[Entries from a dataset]
■ ■ ■ ■ ■

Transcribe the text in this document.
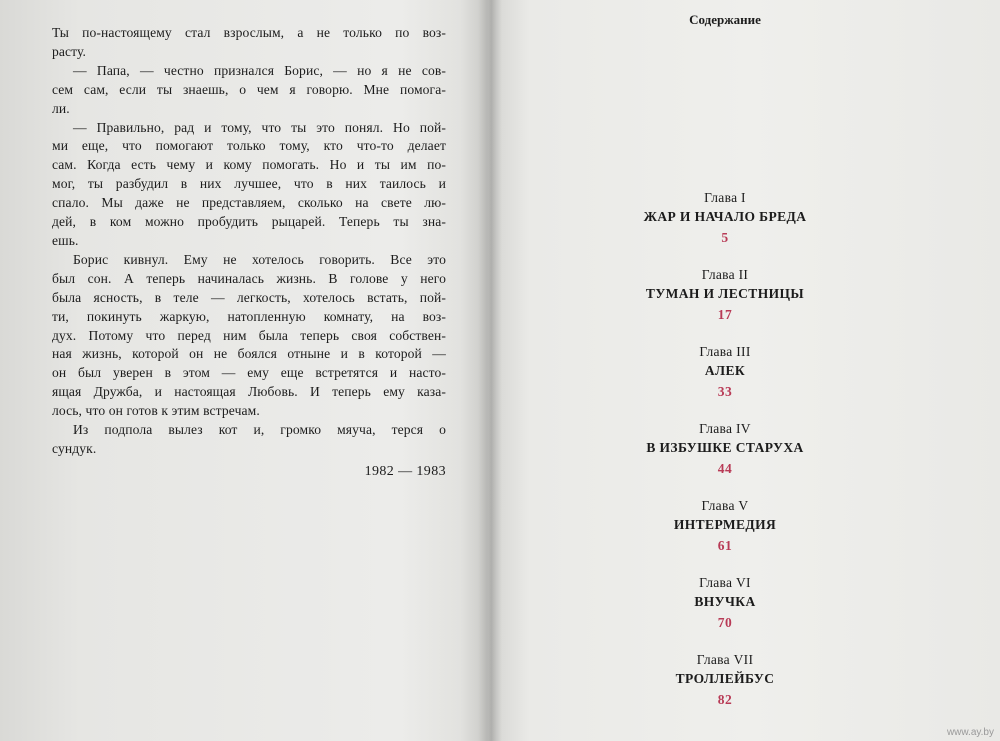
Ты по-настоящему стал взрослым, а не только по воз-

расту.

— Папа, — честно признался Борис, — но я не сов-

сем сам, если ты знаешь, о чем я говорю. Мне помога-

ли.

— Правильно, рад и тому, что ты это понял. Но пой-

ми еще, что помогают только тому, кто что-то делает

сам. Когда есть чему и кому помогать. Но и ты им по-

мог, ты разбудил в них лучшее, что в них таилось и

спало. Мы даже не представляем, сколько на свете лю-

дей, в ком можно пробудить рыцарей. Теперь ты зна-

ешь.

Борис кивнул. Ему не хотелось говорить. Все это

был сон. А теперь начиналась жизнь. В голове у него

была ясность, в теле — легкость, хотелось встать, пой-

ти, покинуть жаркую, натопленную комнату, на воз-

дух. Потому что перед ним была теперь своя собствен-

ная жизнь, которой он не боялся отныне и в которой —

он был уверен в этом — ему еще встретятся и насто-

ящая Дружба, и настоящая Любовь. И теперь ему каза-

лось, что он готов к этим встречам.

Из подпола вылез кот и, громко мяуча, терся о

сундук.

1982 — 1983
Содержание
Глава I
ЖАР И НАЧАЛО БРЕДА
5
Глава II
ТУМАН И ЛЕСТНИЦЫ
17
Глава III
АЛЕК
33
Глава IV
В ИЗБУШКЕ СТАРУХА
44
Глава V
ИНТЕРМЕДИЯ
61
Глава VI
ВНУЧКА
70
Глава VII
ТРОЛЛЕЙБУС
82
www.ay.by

■ ■ ■ ■ ■

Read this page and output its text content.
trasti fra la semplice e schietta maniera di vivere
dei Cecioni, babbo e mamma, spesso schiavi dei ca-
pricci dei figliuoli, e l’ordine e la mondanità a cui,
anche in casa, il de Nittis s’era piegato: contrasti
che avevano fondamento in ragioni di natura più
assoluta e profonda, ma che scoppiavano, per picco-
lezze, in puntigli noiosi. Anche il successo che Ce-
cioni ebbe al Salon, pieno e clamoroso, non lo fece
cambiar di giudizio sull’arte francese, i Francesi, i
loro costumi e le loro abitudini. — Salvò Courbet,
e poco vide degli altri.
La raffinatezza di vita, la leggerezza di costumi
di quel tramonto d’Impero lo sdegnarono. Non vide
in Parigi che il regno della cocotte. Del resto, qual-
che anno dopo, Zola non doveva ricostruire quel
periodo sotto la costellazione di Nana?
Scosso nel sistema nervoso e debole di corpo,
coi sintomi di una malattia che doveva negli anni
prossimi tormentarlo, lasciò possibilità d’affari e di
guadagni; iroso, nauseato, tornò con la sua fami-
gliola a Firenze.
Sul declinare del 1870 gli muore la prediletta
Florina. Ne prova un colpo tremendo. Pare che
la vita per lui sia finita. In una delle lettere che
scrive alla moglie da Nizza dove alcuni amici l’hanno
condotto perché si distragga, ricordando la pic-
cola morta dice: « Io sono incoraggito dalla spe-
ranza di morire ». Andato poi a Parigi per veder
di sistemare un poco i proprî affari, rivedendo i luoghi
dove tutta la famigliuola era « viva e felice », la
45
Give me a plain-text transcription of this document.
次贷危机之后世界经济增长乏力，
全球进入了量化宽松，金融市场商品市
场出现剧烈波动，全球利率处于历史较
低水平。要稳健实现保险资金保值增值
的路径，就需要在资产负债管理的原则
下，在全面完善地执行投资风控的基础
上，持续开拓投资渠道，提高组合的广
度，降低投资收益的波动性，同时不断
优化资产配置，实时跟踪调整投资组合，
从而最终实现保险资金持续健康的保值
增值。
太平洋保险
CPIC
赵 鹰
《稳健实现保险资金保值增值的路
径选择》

■ ■ ■ ■ ■

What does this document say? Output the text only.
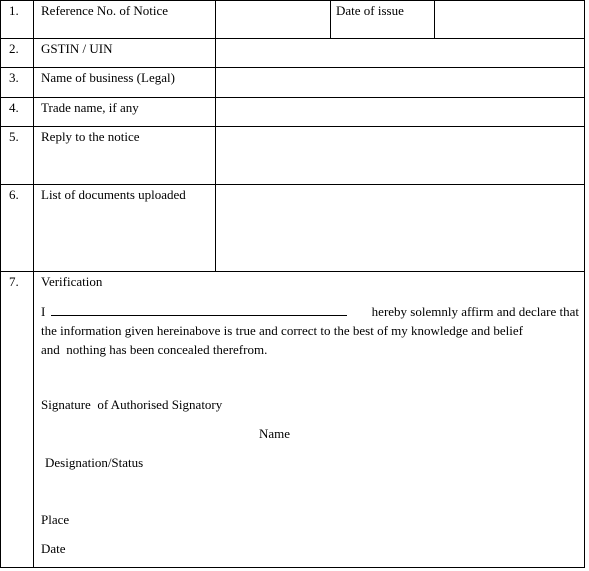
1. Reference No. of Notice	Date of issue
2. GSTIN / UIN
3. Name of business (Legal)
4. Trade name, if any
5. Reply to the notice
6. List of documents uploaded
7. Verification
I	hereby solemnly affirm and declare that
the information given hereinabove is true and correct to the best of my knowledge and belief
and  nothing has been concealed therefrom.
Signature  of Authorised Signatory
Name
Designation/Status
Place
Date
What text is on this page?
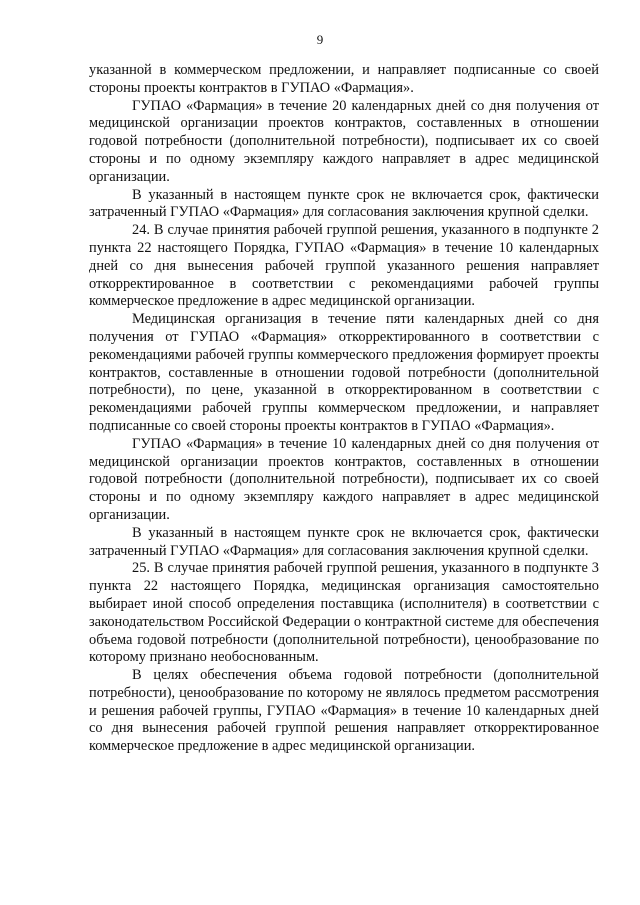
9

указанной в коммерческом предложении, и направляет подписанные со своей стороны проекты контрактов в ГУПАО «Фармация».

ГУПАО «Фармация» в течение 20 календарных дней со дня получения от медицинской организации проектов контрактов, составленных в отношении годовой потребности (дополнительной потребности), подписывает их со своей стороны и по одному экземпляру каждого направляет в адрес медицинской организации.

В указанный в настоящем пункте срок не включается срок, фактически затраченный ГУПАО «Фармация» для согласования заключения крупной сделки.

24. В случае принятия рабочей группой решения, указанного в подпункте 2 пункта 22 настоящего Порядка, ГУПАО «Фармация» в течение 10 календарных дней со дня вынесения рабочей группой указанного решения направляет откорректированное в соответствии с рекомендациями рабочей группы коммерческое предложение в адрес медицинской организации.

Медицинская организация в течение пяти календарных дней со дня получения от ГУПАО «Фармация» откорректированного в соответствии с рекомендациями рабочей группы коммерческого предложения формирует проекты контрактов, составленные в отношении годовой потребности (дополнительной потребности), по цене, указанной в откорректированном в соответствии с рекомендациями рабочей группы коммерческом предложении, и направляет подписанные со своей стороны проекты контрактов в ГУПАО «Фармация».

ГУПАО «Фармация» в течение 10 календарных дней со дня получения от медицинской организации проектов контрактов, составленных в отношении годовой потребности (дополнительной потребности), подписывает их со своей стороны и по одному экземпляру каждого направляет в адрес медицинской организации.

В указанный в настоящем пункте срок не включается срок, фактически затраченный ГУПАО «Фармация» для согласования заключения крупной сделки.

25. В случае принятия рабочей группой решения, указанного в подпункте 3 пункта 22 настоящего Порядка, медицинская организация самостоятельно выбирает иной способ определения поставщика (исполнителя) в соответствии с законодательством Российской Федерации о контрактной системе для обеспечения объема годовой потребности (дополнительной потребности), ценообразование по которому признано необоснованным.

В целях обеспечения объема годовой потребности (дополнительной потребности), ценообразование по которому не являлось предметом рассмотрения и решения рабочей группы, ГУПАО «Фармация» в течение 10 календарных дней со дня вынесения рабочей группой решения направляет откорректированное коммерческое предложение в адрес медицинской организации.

■ ■ ■ ■ ■

[WHAT IS ASKED] Establish how many lines of the records contain the string "течение" and state that number without elaboration.

[OUTPUT BELOW] 5